> What to produce
Copy the full set of lines exactly as given.

--- begin Data shown ---

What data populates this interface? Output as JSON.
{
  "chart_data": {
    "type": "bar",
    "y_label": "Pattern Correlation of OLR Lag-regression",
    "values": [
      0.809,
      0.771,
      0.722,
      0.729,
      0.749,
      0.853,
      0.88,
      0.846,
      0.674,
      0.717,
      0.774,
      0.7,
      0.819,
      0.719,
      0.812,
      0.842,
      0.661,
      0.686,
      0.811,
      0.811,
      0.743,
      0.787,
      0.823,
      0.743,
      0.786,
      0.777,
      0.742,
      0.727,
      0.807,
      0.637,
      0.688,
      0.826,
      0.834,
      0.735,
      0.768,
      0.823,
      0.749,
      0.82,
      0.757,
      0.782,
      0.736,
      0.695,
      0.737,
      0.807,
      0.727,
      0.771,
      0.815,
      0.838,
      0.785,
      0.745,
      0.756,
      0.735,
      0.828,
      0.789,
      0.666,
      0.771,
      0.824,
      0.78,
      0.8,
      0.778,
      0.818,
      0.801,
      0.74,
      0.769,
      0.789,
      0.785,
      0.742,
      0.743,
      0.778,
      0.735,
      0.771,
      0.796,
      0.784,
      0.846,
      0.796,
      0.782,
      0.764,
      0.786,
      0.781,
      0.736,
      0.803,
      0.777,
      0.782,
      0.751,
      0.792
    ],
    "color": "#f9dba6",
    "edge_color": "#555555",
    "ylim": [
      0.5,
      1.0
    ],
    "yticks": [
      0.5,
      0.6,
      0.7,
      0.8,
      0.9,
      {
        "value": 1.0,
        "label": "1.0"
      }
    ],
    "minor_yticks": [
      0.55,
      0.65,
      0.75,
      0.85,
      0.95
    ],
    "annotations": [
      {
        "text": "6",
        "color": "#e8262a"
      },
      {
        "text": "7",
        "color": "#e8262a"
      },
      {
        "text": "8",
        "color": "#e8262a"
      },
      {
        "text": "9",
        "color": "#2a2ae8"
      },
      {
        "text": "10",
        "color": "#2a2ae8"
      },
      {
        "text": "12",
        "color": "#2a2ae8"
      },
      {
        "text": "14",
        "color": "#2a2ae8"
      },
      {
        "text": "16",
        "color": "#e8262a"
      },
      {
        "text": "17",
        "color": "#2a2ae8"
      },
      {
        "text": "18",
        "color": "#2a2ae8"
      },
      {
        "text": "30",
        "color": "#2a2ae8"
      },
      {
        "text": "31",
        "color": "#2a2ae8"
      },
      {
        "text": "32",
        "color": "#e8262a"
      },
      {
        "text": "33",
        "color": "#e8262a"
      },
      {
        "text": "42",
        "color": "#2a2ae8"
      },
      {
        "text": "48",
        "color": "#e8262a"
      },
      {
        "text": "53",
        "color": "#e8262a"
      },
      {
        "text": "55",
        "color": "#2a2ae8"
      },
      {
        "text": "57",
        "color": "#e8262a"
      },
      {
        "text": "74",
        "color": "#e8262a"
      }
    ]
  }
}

--- end Data shown ---

> Result
What data populates this interface? Output as JSON.
{
  "chart_data": {
    "type": "bar",
    "y_label": "Pattern Correlation of OLR Lag-regression",
    "values": [
      0.809,
      0.771,
      0.722,
      0.729,
      0.749,
      0.853,
      0.88,
      0.846,
      0.674,
      0.717,
      0.774,
      0.7,
      0.819,
      0.719,
      0.812,
      0.842,
      0.661,
      0.686,
      0.811,
      0.811,
      0.743,
      0.787,
      0.823,
      0.743,
      0.786,
      0.777,
      0.742,
      0.727,
      0.807,
      0.637,
      0.688,
      0.826,
      0.834,
      0.735,
      0.768,
      0.823,
      0.749,
      0.82,
      0.757,
      0.782,
      0.736,
      0.695,
      0.737,
      0.807,
      0.727,
      0.771,
      0.815,
      0.838,
      0.785,
      0.745,
      0.756,
      0.735,
      0.828,
      0.789,
      0.666,
      0.771,
      0.824,
      0.78,
      0.8,
      0.778,
      0.818,
      0.801,
      0.74,
      0.769,
      0.789,
      0.785,
      0.742,
      0.743,
      0.778,
      0.735,
      0.771,
      0.796,
      0.784,
      0.846,
      0.796,
      0.782,
      0.764,
      0.786,
      0.781,
      0.736,
      0.803,
      0.777,
      0.782,
      0.751,
      0.792
    ],
    "color": "#f9dba6",
    "edge_color": "#555555",
    "ylim": [
      0.5,
      1.0
    ],
    "yticks": [
      0.5,
      0.6,
      0.7,
      0.8,
      0.9,
      {
        "value": 1.0,
        "label": "1.0"
      }
    ],
    "minor_yticks": [
      0.55,
      0.65,
      0.75,
      0.85,
      0.95
    ],
    "annotations": [
      {
        "text": "6",
        "color": "#e8262a"
      },
      {
        "text": "7",
        "color": "#e8262a"
      },
      {
        "text": "8",
        "color": "#e8262a"
      },
      {
        "text": "9",
        "color": "#2a2ae8"
      },
      {
        "text": "10",
        "color": "#2a2ae8"
      },
      {
        "text": "12",
        "color": "#2a2ae8"
      },
      {
        "text": "14",
        "color": "#2a2ae8"
      },
      {
        "text": "16",
        "color": "#e8262a"
      },
      {
        "text": "17",
        "color": "#2a2ae8"
      },
      {
        "text": "18",
        "color": "#2a2ae8"
      },
      {
        "text": "30",
        "color": "#2a2ae8"
      },
      {
        "text": "31",
        "color": "#2a2ae8"
      },
      {
        "text": "32",
        "color": "#e8262a"
      },
      {
        "text": "33",
        "color": "#e8262a"
      },
      {
        "text": "42",
        "color": "#2a2ae8"
      },
      {
        "text": "48",
        "color": "#e8262a"
      },
      {
        "text": "53",
        "color": "#e8262a"
      },
      {
        "text": "55",
        "color": "#2a2ae8"
      },
      {
        "text": "57",
        "color": "#e8262a"
      },
      {
        "text": "74",
        "color": "#e8262a"
      }
    ]
  }
}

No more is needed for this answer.